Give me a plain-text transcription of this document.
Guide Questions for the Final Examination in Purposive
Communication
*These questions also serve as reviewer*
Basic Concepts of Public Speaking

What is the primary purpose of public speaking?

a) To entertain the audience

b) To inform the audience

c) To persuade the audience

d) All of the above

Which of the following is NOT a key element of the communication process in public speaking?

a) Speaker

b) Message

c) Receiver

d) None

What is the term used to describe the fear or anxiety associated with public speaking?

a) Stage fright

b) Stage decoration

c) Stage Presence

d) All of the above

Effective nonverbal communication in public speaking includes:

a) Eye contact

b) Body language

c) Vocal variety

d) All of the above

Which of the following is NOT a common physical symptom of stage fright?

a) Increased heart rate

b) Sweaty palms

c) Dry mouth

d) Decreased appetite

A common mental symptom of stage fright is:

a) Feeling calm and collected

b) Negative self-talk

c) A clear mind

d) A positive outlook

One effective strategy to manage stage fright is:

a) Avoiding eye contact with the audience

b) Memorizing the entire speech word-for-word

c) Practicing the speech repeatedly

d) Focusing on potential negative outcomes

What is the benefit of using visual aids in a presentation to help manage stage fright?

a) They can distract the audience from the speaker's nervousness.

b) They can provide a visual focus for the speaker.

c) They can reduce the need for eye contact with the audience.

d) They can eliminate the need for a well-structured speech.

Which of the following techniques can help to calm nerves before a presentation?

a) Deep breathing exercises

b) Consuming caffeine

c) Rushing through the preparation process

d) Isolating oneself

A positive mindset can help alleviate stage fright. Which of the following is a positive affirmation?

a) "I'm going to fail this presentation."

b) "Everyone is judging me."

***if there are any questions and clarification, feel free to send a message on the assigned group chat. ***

▶ WHAT YOU NEED TO DO
Using the records above, select and copy every line that has the word "with".

▶ WRITTEN REPLY
What is the term used to describe the fear or anxiety associated with public speaking?
a) Avoiding eye contact with the audience
c) They can reduce the need for eye contact with the audience.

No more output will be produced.